Written instruction:
Which lines hold the word "accord"? Copy each of them from the material.

>> Begin Available data

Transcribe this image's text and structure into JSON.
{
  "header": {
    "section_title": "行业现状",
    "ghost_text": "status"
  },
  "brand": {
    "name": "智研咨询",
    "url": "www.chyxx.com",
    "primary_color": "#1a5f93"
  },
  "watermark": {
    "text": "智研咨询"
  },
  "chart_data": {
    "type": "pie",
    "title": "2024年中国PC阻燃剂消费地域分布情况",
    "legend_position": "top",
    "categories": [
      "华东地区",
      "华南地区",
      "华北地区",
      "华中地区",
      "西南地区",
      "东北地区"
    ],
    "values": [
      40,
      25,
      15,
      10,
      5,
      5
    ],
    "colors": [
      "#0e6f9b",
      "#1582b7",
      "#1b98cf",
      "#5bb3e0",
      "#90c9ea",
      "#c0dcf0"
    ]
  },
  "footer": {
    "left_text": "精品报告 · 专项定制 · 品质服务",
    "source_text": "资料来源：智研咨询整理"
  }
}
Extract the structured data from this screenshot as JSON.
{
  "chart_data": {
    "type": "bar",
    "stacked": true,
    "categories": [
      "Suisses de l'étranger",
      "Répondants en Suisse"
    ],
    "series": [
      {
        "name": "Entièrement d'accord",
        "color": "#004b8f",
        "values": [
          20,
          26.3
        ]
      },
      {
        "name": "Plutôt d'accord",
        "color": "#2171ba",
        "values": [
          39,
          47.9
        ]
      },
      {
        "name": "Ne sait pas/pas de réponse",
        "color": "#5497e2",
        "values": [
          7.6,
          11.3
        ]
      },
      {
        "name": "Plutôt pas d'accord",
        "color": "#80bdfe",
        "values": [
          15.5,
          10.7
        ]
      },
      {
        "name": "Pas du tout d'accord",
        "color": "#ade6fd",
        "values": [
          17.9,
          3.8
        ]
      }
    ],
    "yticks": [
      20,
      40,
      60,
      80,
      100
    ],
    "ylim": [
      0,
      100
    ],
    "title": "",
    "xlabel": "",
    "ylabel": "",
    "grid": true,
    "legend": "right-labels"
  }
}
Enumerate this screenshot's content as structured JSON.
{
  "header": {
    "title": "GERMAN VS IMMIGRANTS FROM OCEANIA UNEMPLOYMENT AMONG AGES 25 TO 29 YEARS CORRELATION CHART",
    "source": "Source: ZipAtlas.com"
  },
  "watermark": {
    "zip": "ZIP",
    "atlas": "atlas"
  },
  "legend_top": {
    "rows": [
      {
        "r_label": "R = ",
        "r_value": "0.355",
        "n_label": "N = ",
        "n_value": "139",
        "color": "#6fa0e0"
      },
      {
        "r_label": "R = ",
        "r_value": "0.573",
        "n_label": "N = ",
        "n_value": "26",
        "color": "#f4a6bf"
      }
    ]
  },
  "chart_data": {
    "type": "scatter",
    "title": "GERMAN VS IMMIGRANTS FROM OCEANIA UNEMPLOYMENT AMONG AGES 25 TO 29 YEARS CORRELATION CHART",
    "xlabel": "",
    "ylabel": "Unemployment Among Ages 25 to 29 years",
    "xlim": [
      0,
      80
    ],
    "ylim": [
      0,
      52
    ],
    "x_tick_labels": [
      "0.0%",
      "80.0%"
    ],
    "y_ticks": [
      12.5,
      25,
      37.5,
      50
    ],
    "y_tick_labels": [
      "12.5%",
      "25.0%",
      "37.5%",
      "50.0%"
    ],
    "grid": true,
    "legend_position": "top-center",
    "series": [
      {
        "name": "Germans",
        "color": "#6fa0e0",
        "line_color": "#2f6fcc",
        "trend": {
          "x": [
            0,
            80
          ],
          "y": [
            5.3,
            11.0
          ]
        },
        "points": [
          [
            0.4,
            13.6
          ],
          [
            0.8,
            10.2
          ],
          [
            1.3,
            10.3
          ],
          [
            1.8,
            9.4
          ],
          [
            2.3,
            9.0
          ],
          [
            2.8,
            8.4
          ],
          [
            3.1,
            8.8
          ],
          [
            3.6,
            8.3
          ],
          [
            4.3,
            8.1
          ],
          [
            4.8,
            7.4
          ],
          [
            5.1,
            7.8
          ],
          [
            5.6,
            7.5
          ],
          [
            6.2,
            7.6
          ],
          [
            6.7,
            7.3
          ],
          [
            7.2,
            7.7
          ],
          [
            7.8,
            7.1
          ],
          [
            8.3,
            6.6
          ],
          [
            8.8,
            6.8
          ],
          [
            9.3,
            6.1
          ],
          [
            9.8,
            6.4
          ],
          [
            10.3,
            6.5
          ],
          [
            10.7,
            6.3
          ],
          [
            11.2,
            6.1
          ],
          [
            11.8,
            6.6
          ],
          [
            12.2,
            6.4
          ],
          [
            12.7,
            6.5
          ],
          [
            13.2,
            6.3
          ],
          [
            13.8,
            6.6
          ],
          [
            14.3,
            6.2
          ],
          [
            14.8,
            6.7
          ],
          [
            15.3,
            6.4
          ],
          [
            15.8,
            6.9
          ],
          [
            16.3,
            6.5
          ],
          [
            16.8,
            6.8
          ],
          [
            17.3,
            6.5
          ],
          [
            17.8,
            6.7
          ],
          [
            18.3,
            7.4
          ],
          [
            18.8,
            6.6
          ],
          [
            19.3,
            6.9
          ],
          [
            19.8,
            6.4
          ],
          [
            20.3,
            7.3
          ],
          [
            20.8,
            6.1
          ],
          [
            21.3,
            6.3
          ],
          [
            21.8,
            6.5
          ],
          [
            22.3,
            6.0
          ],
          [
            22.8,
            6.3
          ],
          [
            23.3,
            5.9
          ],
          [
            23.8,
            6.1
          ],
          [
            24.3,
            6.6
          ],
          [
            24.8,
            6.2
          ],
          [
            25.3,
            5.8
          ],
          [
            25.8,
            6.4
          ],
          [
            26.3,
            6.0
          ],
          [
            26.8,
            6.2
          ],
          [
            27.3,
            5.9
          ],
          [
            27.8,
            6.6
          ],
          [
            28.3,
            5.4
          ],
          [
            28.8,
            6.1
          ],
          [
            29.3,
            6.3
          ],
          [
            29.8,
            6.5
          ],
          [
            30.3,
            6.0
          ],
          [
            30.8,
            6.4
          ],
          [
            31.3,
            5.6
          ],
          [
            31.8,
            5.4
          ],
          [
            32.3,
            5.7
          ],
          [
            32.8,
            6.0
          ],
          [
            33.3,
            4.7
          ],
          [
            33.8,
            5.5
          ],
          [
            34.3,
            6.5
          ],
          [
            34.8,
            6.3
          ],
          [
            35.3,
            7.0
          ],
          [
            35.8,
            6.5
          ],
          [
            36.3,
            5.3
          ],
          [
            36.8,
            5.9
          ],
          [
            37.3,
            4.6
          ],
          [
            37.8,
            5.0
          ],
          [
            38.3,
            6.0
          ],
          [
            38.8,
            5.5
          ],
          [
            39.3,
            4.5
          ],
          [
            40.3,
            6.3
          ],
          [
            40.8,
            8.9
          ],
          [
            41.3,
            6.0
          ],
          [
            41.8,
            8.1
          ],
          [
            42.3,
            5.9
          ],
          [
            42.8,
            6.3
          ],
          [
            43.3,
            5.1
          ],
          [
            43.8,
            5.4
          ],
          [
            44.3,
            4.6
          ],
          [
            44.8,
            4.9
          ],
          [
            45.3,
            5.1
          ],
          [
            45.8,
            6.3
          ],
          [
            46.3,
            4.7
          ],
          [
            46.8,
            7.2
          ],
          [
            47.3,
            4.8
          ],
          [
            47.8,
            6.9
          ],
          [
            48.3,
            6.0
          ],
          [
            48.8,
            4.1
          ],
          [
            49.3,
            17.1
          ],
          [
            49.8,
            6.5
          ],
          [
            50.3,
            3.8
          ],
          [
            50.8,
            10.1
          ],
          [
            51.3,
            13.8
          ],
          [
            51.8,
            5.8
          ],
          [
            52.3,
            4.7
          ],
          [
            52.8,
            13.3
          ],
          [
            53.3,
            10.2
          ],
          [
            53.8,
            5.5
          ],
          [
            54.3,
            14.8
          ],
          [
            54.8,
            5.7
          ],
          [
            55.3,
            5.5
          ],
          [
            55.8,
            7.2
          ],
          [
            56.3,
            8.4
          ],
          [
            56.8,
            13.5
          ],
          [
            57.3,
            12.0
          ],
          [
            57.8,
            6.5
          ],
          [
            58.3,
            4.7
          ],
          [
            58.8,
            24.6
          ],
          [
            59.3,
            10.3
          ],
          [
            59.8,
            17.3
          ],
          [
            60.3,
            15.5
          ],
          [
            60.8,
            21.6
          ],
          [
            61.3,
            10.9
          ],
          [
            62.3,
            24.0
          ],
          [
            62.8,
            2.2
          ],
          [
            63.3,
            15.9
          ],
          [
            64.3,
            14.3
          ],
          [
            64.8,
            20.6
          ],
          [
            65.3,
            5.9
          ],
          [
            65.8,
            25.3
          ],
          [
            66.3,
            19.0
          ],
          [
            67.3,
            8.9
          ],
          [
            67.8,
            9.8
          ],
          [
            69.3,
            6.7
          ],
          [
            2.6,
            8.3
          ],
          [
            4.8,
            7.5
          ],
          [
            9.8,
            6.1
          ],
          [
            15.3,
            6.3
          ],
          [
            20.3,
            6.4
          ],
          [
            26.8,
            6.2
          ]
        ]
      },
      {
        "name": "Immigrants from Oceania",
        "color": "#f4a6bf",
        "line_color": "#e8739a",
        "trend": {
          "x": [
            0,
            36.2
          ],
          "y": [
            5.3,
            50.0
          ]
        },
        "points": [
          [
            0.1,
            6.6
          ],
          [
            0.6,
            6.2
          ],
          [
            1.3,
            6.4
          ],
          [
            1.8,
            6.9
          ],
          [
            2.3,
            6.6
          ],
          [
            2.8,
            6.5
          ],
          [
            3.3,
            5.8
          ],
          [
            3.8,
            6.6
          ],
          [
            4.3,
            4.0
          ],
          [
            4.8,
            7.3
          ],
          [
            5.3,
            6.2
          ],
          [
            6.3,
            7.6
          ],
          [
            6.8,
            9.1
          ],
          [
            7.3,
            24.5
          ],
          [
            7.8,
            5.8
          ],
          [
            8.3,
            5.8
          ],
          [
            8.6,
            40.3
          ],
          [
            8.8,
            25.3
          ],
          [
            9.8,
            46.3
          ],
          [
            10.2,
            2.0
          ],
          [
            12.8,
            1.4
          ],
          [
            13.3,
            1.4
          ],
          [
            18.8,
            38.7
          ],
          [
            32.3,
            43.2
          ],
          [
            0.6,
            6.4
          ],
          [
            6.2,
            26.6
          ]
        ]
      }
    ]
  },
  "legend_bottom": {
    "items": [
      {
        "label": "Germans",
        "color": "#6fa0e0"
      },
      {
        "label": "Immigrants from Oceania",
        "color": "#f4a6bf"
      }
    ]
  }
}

>> End Available data

Result of the task:
        "name": "Entièrement d'accord",
        "name": "Plutôt d'accord",
        "name": "Plutôt pas d'accord",
        "name": "Pas du tout d'accord",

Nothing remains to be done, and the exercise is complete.